Problem to solve:
Look over the lines below. Report each one that includes the string "власти".

Data shown:
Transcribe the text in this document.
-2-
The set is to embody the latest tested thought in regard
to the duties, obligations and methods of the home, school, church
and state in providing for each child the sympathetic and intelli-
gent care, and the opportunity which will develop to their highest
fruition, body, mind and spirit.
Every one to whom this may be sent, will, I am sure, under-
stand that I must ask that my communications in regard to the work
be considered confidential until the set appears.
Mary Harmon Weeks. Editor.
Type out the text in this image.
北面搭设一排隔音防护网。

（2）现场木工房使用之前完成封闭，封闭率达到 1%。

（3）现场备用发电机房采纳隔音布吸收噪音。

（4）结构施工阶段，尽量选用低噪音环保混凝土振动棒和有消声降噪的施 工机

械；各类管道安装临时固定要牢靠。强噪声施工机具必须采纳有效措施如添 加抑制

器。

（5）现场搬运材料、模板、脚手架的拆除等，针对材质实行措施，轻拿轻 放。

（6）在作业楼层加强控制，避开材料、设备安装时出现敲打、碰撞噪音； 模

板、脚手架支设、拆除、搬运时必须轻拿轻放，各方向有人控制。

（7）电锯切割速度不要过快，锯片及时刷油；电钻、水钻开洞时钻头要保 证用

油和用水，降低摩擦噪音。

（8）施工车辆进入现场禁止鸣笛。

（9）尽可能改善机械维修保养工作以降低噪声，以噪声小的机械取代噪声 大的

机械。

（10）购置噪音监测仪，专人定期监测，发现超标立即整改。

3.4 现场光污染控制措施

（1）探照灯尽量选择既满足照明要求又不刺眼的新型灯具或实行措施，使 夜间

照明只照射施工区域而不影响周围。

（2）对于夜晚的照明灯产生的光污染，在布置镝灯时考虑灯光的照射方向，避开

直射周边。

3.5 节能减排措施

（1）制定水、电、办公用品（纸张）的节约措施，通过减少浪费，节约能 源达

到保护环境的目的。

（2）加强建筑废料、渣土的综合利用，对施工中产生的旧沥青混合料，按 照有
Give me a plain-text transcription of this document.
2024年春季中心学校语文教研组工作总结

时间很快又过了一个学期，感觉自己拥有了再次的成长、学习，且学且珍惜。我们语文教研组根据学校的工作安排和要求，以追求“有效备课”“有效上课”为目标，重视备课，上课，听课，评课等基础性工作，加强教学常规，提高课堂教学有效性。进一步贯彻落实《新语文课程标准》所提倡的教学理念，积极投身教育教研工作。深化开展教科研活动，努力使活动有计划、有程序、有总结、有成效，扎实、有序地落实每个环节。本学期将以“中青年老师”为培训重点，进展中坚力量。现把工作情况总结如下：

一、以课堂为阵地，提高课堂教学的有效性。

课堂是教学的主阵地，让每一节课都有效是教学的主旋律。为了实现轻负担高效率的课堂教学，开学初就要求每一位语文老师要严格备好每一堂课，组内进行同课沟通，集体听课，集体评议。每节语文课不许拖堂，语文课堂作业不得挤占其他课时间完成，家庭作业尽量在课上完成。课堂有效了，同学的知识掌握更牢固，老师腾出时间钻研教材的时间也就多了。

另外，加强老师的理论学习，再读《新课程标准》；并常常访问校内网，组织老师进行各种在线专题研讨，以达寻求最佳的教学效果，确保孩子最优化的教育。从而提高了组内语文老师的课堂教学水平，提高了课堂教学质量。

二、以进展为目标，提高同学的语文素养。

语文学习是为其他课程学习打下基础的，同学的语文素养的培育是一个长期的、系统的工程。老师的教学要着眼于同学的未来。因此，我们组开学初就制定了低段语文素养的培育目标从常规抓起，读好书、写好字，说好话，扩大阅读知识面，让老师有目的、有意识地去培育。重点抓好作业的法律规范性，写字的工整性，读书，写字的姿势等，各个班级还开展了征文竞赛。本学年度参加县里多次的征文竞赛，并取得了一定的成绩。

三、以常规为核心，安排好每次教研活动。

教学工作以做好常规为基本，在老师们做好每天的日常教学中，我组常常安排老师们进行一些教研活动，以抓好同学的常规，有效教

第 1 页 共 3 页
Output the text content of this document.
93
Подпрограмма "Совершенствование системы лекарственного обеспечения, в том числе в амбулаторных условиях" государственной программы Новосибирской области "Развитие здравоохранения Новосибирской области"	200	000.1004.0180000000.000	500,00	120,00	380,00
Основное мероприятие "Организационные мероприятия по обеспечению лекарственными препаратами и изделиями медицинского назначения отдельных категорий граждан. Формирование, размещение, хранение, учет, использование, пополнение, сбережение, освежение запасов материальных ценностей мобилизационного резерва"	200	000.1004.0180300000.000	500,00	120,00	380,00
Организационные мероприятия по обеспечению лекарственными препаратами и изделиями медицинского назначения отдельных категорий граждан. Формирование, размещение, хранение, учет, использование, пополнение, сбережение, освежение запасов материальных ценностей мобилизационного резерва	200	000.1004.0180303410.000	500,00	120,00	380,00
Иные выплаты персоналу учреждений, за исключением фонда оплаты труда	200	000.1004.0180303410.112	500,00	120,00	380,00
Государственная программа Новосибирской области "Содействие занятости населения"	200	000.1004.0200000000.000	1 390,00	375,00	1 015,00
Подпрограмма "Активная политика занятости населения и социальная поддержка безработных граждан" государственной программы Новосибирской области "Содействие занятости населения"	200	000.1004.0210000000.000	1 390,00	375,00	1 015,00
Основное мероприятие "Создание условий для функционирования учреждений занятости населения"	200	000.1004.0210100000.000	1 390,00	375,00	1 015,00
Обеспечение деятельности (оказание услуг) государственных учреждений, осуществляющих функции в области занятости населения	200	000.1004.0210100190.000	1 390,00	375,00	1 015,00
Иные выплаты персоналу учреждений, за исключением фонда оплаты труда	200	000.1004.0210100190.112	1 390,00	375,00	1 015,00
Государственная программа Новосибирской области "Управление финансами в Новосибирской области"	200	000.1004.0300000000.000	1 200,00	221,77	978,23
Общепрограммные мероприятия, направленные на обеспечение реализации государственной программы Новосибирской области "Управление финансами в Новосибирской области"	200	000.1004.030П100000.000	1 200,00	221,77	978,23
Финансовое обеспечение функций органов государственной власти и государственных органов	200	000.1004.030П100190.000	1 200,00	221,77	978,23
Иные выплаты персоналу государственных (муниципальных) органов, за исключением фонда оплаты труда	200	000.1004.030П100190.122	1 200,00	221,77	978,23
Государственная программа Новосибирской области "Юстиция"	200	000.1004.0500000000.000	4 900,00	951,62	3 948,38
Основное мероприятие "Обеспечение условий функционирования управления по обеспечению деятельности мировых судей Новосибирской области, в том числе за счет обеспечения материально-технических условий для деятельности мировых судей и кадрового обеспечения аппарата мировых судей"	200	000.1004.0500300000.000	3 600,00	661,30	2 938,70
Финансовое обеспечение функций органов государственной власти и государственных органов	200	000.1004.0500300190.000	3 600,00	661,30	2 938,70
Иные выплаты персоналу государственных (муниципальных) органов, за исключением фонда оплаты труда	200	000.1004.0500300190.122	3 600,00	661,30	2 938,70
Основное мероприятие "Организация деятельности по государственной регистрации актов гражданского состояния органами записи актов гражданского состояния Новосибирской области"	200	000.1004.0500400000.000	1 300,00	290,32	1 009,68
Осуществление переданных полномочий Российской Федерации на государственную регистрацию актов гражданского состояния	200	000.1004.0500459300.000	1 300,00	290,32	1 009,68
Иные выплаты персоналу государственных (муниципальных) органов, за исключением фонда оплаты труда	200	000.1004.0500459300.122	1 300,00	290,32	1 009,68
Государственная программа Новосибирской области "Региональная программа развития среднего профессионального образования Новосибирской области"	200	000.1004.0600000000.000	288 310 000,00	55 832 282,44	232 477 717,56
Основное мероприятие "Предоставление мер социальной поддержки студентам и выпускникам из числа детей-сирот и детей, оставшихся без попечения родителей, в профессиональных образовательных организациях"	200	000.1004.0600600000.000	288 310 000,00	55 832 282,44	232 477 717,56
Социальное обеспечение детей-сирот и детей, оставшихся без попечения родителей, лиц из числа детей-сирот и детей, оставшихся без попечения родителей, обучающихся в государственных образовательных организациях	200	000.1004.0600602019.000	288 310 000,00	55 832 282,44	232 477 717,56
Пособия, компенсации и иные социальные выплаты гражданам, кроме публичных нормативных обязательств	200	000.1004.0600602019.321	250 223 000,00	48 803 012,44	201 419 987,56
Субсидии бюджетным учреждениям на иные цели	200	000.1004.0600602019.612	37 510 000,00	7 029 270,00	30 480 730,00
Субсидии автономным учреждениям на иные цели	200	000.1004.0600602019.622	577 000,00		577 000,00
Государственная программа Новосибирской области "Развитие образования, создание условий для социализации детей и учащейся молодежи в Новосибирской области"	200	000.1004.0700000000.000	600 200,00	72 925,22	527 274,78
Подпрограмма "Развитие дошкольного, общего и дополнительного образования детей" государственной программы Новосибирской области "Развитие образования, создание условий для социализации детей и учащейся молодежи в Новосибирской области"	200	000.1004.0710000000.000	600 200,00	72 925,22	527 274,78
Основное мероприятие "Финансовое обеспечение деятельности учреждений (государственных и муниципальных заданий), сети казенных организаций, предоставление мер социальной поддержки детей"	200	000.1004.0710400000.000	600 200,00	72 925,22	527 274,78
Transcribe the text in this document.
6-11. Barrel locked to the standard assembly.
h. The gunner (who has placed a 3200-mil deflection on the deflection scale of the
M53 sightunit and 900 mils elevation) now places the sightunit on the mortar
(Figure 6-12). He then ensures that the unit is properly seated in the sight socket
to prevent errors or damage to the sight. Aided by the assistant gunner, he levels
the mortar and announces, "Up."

Solution to this task:
Финансовое обеспечение функций органов государственной власти и государственных органов	200	000.1004.030П100190.000	1 200,00	221,77	978,23
Финансовое обеспечение функций органов государственной власти и государственных органов	200	000.1004.0500300190.000	3 600,00	661,30	2 938,70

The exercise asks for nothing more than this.